##### DATA EXTRACT #####

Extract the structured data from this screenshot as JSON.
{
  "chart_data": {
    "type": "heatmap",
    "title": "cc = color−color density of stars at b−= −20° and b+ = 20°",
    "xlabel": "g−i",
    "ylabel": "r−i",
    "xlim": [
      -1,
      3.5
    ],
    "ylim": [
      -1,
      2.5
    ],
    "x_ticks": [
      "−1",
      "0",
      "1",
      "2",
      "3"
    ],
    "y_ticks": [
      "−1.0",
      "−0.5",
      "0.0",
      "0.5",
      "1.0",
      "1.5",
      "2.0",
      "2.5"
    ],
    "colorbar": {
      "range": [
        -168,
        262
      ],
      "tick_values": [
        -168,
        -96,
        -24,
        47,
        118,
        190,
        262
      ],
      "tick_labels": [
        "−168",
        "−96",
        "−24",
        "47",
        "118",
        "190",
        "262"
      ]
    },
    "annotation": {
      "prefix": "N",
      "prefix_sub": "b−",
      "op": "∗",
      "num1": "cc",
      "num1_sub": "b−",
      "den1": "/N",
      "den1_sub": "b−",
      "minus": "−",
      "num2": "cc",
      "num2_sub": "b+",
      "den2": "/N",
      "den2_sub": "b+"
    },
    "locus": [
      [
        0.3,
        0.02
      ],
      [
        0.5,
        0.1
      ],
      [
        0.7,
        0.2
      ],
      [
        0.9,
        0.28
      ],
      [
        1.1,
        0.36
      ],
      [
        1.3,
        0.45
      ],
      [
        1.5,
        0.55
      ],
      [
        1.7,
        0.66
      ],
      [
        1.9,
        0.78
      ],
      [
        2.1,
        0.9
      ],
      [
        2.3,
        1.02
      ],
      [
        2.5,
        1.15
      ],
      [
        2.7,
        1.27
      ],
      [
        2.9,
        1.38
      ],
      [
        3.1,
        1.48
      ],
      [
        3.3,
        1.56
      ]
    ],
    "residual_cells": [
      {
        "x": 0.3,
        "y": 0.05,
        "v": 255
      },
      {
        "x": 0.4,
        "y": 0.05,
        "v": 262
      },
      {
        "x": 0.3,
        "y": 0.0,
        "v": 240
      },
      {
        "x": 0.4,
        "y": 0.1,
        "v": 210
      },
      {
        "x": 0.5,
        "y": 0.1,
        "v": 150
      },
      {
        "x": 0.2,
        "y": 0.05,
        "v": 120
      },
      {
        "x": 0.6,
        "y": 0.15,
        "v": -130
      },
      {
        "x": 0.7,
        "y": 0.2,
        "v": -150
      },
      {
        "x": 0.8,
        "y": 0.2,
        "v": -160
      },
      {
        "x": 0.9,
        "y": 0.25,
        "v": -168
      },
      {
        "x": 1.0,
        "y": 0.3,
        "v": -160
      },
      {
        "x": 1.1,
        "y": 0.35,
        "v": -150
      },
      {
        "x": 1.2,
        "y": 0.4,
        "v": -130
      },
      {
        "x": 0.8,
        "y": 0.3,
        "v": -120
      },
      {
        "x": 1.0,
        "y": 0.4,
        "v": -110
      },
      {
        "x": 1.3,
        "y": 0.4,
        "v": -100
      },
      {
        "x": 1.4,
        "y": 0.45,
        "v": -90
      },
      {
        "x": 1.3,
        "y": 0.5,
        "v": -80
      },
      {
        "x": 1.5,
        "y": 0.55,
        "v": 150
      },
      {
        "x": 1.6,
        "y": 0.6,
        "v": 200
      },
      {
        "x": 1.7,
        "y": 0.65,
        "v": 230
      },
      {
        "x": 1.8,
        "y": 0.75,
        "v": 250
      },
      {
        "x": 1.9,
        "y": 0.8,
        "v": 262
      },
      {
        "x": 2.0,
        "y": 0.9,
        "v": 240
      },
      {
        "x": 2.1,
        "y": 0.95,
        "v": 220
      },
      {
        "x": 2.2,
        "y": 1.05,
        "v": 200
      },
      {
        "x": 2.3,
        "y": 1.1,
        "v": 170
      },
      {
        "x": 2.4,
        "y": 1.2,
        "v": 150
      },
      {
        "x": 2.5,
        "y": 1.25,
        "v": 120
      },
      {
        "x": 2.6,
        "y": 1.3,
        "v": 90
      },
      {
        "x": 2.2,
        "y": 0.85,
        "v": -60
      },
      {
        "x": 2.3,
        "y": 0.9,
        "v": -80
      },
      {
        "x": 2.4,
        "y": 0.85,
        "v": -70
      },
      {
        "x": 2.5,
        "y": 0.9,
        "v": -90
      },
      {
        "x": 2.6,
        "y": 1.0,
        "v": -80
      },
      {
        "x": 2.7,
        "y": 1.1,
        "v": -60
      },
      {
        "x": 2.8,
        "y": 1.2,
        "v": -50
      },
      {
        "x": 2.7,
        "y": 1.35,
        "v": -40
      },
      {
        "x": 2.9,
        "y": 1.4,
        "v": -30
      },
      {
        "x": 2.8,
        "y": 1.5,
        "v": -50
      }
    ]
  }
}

#####

EXERCISE AIM: The records above should be duplicated in full, exactly as given.

FULL ANSWER:
Extract the structured data from this screenshot as JSON.
{
  "chart_data": {
    "type": "heatmap",
    "title": "cc = color−color density of stars at b−= −20° and b+ = 20°",
    "xlabel": "g−i",
    "ylabel": "r−i",
    "xlim": [
      -1,
      3.5
    ],
    "ylim": [
      -1,
      2.5
    ],
    "x_ticks": [
      "−1",
      "0",
      "1",
      "2",
      "3"
    ],
    "y_ticks": [
      "−1.0",
      "−0.5",
      "0.0",
      "0.5",
      "1.0",
      "1.5",
      "2.0",
      "2.5"
    ],
    "colorbar": {
      "range": [
        -168,
        262
      ],
      "tick_values": [
        -168,
        -96,
        -24,
        47,
        118,
        190,
        262
      ],
      "tick_labels": [
        "−168",
        "−96",
        "−24",
        "47",
        "118",
        "190",
        "262"
      ]
    },
    "annotation": {
      "prefix": "N",
      "prefix_sub": "b−",
      "op": "∗",
      "num1": "cc",
      "num1_sub": "b−",
      "den1": "/N",
      "den1_sub": "b−",
      "minus": "−",
      "num2": "cc",
      "num2_sub": "b+",
      "den2": "/N",
      "den2_sub": "b+"
    },
    "locus": [
      [
        0.3,
        0.02
      ],
      [
        0.5,
        0.1
      ],
      [
        0.7,
        0.2
      ],
      [
        0.9,
        0.28
      ],
      [
        1.1,
        0.36
      ],
      [
        1.3,
        0.45
      ],
      [
        1.5,
        0.55
      ],
      [
        1.7,
        0.66
      ],
      [
        1.9,
        0.78
      ],
      [
        2.1,
        0.9
      ],
      [
        2.3,
        1.02
      ],
      [
        2.5,
        1.15
      ],
      [
        2.7,
        1.27
      ],
      [
        2.9,
        1.38
      ],
      [
        3.1,
        1.48
      ],
      [
        3.3,
        1.56
      ]
    ],
    "residual_cells": [
      {
        "x": 0.3,
        "y": 0.05,
        "v": 255
      },
      {
        "x": 0.4,
        "y": 0.05,
        "v": 262
      },
      {
        "x": 0.3,
        "y": 0.0,
        "v": 240
      },
      {
        "x": 0.4,
        "y": 0.1,
        "v": 210
      },
      {
        "x": 0.5,
        "y": 0.1,
        "v": 150
      },
      {
        "x": 0.2,
        "y": 0.05,
        "v": 120
      },
      {
        "x": 0.6,
        "y": 0.15,
        "v": -130
      },
      {
        "x": 0.7,
        "y": 0.2,
        "v": -150
      },
      {
        "x": 0.8,
        "y": 0.2,
        "v": -160
      },
      {
        "x": 0.9,
        "y": 0.25,
        "v": -168
      },
      {
        "x": 1.0,
        "y": 0.3,
        "v": -160
      },
      {
        "x": 1.1,
        "y": 0.35,
        "v": -150
      },
      {
        "x": 1.2,
        "y": 0.4,
        "v": -130
      },
      {
        "x": 0.8,
        "y": 0.3,
        "v": -120
      },
      {
        "x": 1.0,
        "y": 0.4,
        "v": -110
      },
      {
        "x": 1.3,
        "y": 0.4,
        "v": -100
      },
      {
        "x": 1.4,
        "y": 0.45,
        "v": -90
      },
      {
        "x": 1.3,
        "y": 0.5,
        "v": -80
      },
      {
        "x": 1.5,
        "y": 0.55,
        "v": 150
      },
      {
        "x": 1.6,
        "y": 0.6,
        "v": 200
      },
      {
        "x": 1.7,
        "y": 0.65,
        "v": 230
      },
      {
        "x": 1.8,
        "y": 0.75,
        "v": 250
      },
      {
        "x": 1.9,
        "y": 0.8,
        "v": 262
      },
      {
        "x": 2.0,
        "y": 0.9,
        "v": 240
      },
      {
        "x": 2.1,
        "y": 0.95,
        "v": 220
      },
      {
        "x": 2.2,
        "y": 1.05,
        "v": 200
      },
      {
        "x": 2.3,
        "y": 1.1,
        "v": 170
      },
      {
        "x": 2.4,
        "y": 1.2,
        "v": 150
      },
      {
        "x": 2.5,
        "y": 1.25,
        "v": 120
      },
      {
        "x": 2.6,
        "y": 1.3,
        "v": 90
      },
      {
        "x": 2.2,
        "y": 0.85,
        "v": -60
      },
      {
        "x": 2.3,
        "y": 0.9,
        "v": -80
      },
      {
        "x": 2.4,
        "y": 0.85,
        "v": -70
      },
      {
        "x": 2.5,
        "y": 0.9,
        "v": -90
      },
      {
        "x": 2.6,
        "y": 1.0,
        "v": -80
      },
      {
        "x": 2.7,
        "y": 1.1,
        "v": -60
      },
      {
        "x": 2.8,
        "y": 1.2,
        "v": -50
      },
      {
        "x": 2.7,
        "y": 1.35,
        "v": -40
      },
      {
        "x": 2.9,
        "y": 1.4,
        "v": -30
      },
      {
        "x": 2.8,
        "y": 1.5,
        "v": -50
      }
    ]
  }
}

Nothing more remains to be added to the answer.